- _What you will do_
Gather the lines from the material that contain "BUSINESS".

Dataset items
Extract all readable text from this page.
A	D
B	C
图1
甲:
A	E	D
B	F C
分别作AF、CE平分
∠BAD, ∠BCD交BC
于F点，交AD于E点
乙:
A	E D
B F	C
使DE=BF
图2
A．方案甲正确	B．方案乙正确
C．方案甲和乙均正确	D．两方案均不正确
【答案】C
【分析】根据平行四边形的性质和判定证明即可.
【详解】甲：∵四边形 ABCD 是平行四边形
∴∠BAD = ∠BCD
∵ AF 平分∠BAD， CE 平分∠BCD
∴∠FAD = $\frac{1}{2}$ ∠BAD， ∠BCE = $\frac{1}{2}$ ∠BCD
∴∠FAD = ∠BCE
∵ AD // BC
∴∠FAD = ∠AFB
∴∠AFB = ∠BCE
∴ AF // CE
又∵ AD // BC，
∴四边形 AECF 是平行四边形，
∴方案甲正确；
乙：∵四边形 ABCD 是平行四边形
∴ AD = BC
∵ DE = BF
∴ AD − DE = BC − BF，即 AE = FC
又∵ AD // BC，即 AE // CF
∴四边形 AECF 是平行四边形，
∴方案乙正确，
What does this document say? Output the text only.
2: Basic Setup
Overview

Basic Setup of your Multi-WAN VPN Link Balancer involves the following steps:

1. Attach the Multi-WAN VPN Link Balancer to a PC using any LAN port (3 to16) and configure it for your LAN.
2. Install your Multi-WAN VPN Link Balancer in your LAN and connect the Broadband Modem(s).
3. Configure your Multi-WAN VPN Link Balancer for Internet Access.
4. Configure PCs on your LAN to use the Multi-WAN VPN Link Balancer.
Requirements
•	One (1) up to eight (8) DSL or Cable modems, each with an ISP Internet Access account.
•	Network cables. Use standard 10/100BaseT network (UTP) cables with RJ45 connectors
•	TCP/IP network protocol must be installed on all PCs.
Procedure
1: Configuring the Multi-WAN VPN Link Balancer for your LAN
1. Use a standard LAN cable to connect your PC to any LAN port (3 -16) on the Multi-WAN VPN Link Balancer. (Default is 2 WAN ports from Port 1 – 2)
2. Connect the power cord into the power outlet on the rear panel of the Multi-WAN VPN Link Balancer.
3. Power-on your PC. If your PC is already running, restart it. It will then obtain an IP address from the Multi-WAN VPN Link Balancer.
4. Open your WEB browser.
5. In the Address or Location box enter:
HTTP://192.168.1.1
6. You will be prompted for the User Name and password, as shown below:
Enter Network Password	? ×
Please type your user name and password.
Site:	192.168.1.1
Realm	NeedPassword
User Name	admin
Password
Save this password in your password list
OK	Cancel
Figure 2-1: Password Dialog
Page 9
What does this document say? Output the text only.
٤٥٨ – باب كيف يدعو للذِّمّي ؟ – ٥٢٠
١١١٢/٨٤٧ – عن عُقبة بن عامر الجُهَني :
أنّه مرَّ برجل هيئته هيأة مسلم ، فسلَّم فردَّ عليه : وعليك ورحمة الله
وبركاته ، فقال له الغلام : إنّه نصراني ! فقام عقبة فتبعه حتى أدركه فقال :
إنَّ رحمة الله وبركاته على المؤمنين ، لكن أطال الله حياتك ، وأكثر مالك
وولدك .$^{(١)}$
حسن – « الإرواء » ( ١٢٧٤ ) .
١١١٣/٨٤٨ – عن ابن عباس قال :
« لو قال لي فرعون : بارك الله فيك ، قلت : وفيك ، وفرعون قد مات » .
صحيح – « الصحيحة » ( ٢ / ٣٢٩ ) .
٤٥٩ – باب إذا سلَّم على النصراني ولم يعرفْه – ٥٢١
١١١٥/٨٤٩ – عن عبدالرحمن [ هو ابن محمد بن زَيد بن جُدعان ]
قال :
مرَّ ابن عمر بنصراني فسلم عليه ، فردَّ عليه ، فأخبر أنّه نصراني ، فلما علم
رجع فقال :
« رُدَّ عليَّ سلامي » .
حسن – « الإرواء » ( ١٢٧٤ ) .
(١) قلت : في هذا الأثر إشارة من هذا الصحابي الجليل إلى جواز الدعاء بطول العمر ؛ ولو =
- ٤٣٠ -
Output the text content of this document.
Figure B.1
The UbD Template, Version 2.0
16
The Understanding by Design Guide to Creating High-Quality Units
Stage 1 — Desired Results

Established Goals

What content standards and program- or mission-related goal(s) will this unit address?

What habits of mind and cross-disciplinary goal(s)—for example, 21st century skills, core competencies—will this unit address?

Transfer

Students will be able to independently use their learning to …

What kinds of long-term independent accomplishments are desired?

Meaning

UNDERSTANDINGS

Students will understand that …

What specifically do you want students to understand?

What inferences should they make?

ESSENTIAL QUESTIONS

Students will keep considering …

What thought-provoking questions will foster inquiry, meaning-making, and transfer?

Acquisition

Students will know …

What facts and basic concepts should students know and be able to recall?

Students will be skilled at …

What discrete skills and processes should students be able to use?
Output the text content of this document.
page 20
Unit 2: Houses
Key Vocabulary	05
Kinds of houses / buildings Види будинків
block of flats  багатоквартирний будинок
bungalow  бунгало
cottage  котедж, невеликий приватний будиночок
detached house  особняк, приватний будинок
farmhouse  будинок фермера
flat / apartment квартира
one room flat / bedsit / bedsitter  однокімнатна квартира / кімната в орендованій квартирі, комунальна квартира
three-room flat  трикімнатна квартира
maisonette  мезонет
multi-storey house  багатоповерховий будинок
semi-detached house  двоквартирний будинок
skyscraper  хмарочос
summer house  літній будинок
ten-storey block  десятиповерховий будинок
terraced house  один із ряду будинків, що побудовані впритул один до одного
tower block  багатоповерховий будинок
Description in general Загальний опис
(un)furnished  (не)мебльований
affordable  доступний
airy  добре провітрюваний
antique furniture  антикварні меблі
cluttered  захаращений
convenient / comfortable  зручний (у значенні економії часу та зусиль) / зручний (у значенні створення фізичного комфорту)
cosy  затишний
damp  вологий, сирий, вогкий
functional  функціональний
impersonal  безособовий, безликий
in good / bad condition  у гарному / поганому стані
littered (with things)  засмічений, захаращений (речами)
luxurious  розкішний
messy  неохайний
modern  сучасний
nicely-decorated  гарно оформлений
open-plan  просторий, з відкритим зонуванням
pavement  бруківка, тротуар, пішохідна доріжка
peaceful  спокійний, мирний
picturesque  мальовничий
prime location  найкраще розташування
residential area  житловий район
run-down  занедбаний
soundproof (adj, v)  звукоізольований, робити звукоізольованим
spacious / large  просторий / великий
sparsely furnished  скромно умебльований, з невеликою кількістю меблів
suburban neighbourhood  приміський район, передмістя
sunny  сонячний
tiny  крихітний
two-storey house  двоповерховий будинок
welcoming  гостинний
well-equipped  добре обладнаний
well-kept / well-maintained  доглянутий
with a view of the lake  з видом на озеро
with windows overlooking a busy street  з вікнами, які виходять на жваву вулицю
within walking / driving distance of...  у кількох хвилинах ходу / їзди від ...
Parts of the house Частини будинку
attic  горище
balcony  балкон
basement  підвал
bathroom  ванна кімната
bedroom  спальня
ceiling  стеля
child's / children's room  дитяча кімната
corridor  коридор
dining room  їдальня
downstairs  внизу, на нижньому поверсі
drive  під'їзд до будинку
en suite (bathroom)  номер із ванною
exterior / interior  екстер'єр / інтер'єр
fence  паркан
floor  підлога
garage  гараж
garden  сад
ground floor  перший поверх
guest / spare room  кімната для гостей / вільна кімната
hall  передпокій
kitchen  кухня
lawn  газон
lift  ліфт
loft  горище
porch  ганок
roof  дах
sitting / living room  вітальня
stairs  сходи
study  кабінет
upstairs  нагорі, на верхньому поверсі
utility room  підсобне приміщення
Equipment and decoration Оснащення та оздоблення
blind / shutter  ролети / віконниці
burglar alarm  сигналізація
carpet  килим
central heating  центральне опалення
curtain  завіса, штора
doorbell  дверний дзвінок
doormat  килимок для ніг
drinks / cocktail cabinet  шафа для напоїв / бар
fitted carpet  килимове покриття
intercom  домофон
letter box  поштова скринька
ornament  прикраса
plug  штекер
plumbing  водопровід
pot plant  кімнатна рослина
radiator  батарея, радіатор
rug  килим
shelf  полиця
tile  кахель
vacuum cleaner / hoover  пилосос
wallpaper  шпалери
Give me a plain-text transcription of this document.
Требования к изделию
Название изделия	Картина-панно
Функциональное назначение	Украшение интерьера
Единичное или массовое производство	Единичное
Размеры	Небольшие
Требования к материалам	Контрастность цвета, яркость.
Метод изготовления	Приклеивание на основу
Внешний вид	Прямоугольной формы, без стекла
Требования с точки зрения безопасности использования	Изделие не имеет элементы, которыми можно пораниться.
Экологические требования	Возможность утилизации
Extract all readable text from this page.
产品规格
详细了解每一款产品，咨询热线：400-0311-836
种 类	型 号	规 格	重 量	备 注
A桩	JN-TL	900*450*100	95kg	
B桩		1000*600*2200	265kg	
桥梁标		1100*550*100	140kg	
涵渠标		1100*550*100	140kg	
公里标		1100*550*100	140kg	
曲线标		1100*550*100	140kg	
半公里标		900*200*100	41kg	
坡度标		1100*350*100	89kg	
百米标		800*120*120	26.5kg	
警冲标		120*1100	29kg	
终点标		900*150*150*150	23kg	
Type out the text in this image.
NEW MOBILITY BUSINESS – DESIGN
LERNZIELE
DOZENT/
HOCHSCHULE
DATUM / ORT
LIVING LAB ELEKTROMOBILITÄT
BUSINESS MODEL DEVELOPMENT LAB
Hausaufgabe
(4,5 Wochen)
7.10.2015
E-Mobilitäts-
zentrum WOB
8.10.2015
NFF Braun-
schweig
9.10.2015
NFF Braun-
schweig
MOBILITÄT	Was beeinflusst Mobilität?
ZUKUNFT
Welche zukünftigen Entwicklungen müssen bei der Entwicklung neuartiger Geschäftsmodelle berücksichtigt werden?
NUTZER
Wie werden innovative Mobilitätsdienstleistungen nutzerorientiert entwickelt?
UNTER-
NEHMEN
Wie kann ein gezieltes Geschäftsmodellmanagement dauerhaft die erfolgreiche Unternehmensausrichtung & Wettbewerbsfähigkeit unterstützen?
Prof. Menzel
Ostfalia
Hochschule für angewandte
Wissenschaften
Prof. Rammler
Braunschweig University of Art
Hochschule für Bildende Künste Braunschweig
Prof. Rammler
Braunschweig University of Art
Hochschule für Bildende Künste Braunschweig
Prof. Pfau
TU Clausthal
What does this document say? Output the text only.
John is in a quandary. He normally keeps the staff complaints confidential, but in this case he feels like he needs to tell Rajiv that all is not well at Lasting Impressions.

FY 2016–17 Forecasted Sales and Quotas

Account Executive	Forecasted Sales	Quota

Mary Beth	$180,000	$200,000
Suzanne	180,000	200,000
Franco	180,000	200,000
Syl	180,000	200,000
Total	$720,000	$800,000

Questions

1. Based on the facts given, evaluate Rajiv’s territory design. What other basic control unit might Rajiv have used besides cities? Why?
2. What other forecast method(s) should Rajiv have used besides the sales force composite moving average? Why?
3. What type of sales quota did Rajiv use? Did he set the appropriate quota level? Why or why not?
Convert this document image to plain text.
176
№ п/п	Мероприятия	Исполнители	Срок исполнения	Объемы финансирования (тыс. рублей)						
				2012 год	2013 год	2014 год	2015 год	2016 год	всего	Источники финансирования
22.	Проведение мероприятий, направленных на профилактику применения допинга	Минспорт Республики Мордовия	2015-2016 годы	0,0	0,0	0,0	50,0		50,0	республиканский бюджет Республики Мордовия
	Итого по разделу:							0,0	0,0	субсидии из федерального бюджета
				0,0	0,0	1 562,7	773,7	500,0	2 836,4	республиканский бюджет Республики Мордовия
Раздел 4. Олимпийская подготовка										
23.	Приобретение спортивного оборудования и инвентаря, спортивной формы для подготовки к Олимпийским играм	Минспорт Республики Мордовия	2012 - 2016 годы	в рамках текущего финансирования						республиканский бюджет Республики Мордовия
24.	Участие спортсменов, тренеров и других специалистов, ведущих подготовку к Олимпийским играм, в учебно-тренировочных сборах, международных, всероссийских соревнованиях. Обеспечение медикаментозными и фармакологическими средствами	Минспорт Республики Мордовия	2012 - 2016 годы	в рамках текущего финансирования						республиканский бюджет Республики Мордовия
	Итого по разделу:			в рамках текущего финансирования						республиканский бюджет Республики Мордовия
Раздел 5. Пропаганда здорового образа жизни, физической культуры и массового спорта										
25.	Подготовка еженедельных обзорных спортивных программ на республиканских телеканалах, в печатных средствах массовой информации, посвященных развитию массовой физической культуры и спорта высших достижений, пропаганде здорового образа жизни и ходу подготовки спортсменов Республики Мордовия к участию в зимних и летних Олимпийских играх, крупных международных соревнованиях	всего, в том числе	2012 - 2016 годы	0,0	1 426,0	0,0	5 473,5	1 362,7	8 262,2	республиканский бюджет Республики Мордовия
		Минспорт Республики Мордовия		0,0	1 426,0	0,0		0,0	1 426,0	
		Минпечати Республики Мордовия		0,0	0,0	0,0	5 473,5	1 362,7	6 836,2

- _Answer below_
NEW MOBILITY BUSINESS – DESIGN
BUSINESS MODEL DEVELOPMENT LAB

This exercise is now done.